Instructions for the task - Quote every line below exactly as it reads.

Dataset content -
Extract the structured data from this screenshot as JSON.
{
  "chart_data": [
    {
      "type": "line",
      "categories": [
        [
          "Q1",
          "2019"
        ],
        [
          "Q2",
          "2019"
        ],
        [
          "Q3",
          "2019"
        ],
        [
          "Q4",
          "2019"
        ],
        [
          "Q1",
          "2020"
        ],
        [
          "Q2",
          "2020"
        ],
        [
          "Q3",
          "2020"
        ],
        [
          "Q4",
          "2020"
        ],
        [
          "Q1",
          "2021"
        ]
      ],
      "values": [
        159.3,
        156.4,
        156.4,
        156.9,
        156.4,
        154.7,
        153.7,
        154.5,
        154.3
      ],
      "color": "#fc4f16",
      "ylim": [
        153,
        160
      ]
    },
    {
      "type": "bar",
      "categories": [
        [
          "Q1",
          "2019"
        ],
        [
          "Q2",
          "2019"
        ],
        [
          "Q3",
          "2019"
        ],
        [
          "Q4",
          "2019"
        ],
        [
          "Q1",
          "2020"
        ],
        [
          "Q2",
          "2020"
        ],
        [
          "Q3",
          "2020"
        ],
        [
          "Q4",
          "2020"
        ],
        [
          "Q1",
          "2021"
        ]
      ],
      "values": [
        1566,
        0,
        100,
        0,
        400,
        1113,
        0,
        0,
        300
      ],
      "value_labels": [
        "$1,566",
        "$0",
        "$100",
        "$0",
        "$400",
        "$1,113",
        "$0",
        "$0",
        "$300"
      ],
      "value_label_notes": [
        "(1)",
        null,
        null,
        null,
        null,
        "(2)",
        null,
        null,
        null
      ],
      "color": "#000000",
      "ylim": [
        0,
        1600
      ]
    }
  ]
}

Worked solution -
Extract the structured data from this screenshot as JSON.
{
  "chart_data": [
    {
      "type": "line",
      "categories": [
        [
          "Q1",
          "2019"
        ],
        [
          "Q2",
          "2019"
        ],
        [
          "Q3",
          "2019"
        ],
        [
          "Q4",
          "2019"
        ],
        [
          "Q1",
          "2020"
        ],
        [
          "Q2",
          "2020"
        ],
        [
          "Q3",
          "2020"
        ],
        [
          "Q4",
          "2020"
        ],
        [
          "Q1",
          "2021"
        ]
      ],
      "values": [
        159.3,
        156.4,
        156.4,
        156.9,
        156.4,
        154.7,
        153.7,
        154.5,
        154.3
      ],
      "color": "#fc4f16",
      "ylim": [
        153,
        160
      ]
    },
    {
      "type": "bar",
      "categories": [
        [
          "Q1",
          "2019"
        ],
        [
          "Q2",
          "2019"
        ],
        [
          "Q3",
          "2019"
        ],
        [
          "Q4",
          "2019"
        ],
        [
          "Q1",
          "2020"
        ],
        [
          "Q2",
          "2020"
        ],
        [
          "Q3",
          "2020"
        ],
        [
          "Q4",
          "2020"
        ],
        [
          "Q1",
          "2021"
        ]
      ],
      "values": [
        1566,
        0,
        100,
        0,
        400,
        1113,
        0,
        0,
        300
      ],
      "value_labels": [
        "$1,566",
        "$0",
        "$100",
        "$0",
        "$400",
        "$1,113",
        "$0",
        "$0",
        "$300"
      ],
      "value_label_notes": [
        "(1)",
        null,
        null,
        null,
        null,
        "(2)",
        null,
        null,
        null
      ],
      "color": "#000000",
      "ylim": [
        0,
        1600
      ]
    }
  ]
}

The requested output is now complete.